-- BEGIN --

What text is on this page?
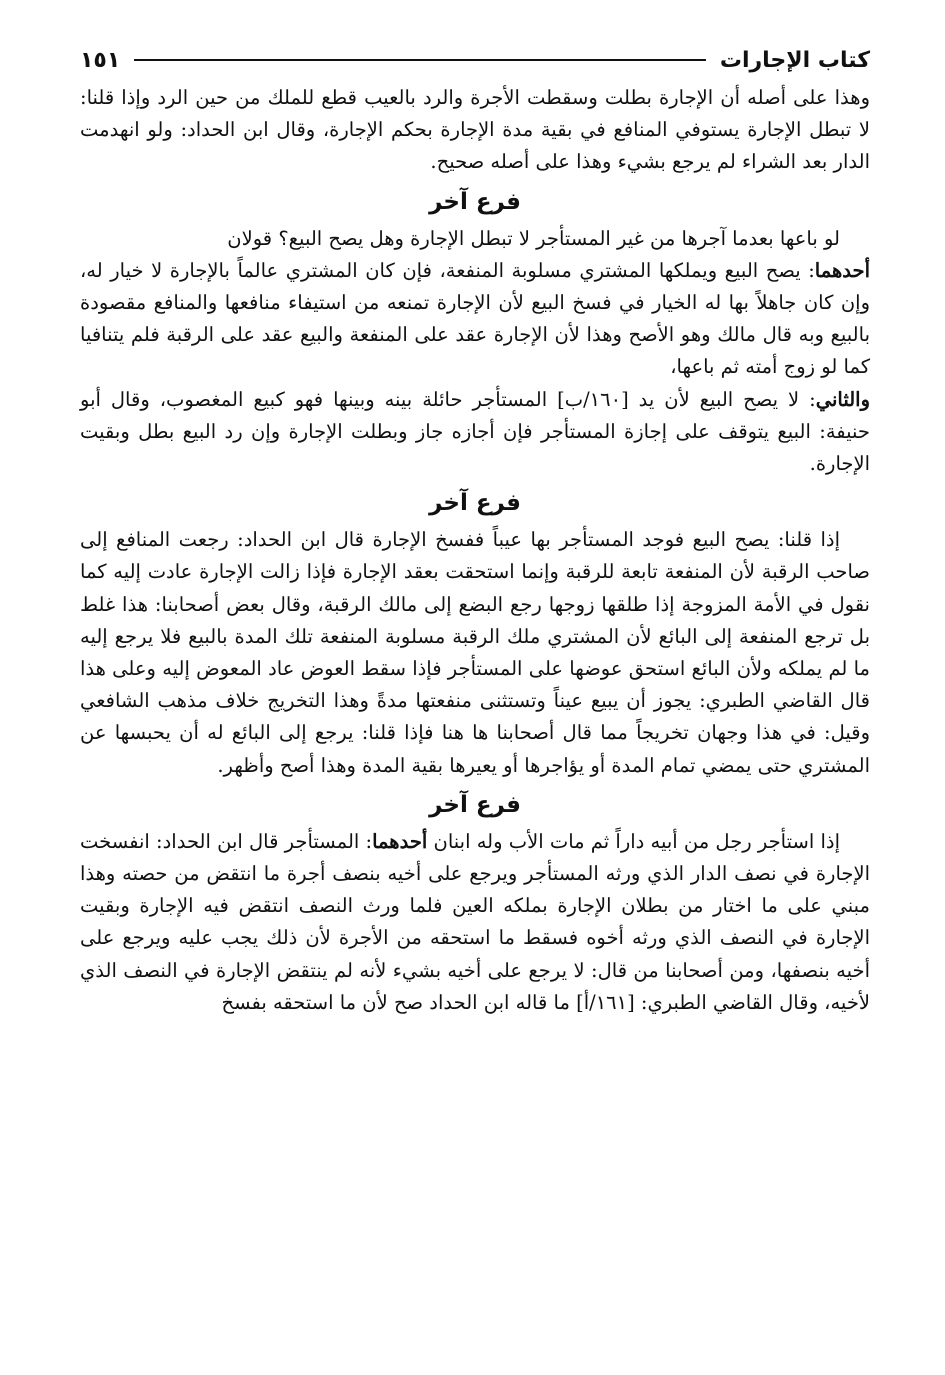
كتاب الإجارات
١٥١

وهذا على أصله أن الإجارة بطلت وسقطت الأجرة والرد بالعيب قطع للملك من حين الرد وإذا قلنا: لا تبطل الإجارة يستوفي المنافع في بقية مدة الإجارة بحكم الإجارة، وقال ابن الحداد: ولو انهدمت الدار بعد الشراء لم يرجع بشيء وهذا على أصله صحيح.

فرع آخر

لو باعها بعدما آجرها من غير المستأجر لا تبطل الإجارة وهل يصح البيع؟ قولان

أحدهما: يصح البيع ويملكها المشتري مسلوبة المنفعة، فإن كان المشتري عالماً بالإجارة لا خيار له، وإن كان جاهلاً بها له الخيار في فسخ البيع لأن الإجارة تمنعه من استيفاء منافعها والمنافع مقصودة بالبيع وبه قال مالك وهو الأصح وهذا لأن الإجارة عقد على المنفعة والبيع عقد على الرقبة فلم يتنافيا كما لو زوج أمته ثم باعها،

والثاني: لا يصح البيع لأن يد [١٦٠/ب] المستأجر حائلة بينه وبينها فهو كبيع المغصوب، وقال أبو حنيفة: البيع يتوقف على إجازة المستأجر فإن أجازه جاز وبطلت الإجارة وإن رد البيع بطل وبقيت الإجارة.

فرع آخر

إذا قلنا: يصح البيع فوجد المستأجر بها عيباً ففسخ الإجارة قال ابن الحداد: رجعت المنافع إلى صاحب الرقبة لأن المنفعة تابعة للرقبة وإنما استحقت بعقد الإجارة فإذا زالت الإجارة عادت إليه كما نقول في الأمة المزوجة إذا طلقها زوجها رجع البضع إلى مالك الرقبة، وقال بعض أصحابنا: هذا غلط بل ترجع المنفعة إلى البائع لأن المشتري ملك الرقبة مسلوبة المنفعة تلك المدة بالبيع فلا يرجع إليه ما لم يملكه ولأن البائع استحق عوضها على المستأجر فإذا سقط العوض عاد المعوض إليه وعلى هذا قال القاضي الطبري: يجوز أن يبيع عيناً وتستثنى منفعتها مدةً وهذا التخريج خلاف مذهب الشافعي وقيل: في هذا وجهان تخريجاً مما قال أصحابنا ها هنا فإذا قلنا: يرجع إلى البائع له أن يحبسها عن المشتري حتى يمضي تمام المدة أو يؤاجرها أو يعيرها بقية المدة وهذا أصح وأظهر.

فرع آخر

إذا استأجر رجل من أبيه داراً ثم مات الأب وله ابنان أحدهما: المستأجر قال ابن الحداد: انفسخت الإجارة في نصف الدار الذي ورثه المستأجر ويرجع على أخيه بنصف أجرة ما انتقض من حصته وهذا مبني على ما اختار من بطلان الإجارة بملكه العين فلما ورث النصف انتقض فيه الإجارة وبقيت الإجارة في النصف الذي ورثه أخوه فسقط ما استحقه من الأجرة لأن ذلك يجب عليه ويرجع على أخيه بنصفها، ومن أصحابنا من قال: لا يرجع على أخيه بشيء لأنه لم ينتقض الإجارة في النصف الذي لأخيه، وقال القاضي الطبري: [١٦١/أ] ما قاله ابن الحداد صح لأن ما استحقه بفسخ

-- END --

## [Problem statement]
From the entries above, copy every line containing the word "الرقبة".

## [Exercise response]
أحدهما: يصح البيع ويملكها المشتري مسلوبة المنفعة، فإن كان المشتري عالماً بالإجارة لا خيار له، وإن كان جاهلاً بها له الخيار في فسخ البيع لأن الإجارة تمنعه من استيفاء منافعها والمنافع مقصودة بالبيع وبه قال مالك وهو الأصح وهذا لأن الإجارة عقد على المنفعة والبيع عقد على الرقبة فلم يتنافيا كما لو زوج أمته ثم باعها،
إذا قلنا: يصح البيع فوجد المستأجر بها عيباً ففسخ الإجارة قال ابن الحداد: رجعت المنافع إلى صاحب الرقبة لأن المنفعة تابعة للرقبة وإنما استحقت بعقد الإجارة فإذا زالت الإجارة عادت إليه كما نقول في الأمة المزوجة إذا طلقها زوجها رجع البضع إلى مالك الرقبة، وقال بعض أصحابنا: هذا غلط بل ترجع المنفعة إلى البائع لأن المشتري ملك الرقبة مسلوبة المنفعة تلك المدة بالبيع فلا يرجع إليه ما لم يملكه ولأن البائع استحق عوضها على المستأجر فإذا سقط العوض عاد المعوض إليه وعلى هذا قال القاضي الطبري: يجوز أن يبيع عيناً وتستثنى منفعتها مدةً وهذا التخريج خلاف مذهب الشافعي وقيل: في هذا وجهان تخريجاً مما قال أصحابنا ها هنا فإذا قلنا: يرجع إلى البائع له أن يحبسها عن المشتري حتى يمضي تمام المدة أو يؤاجرها أو يعيرها بقية المدة وهذا أصح وأظهر.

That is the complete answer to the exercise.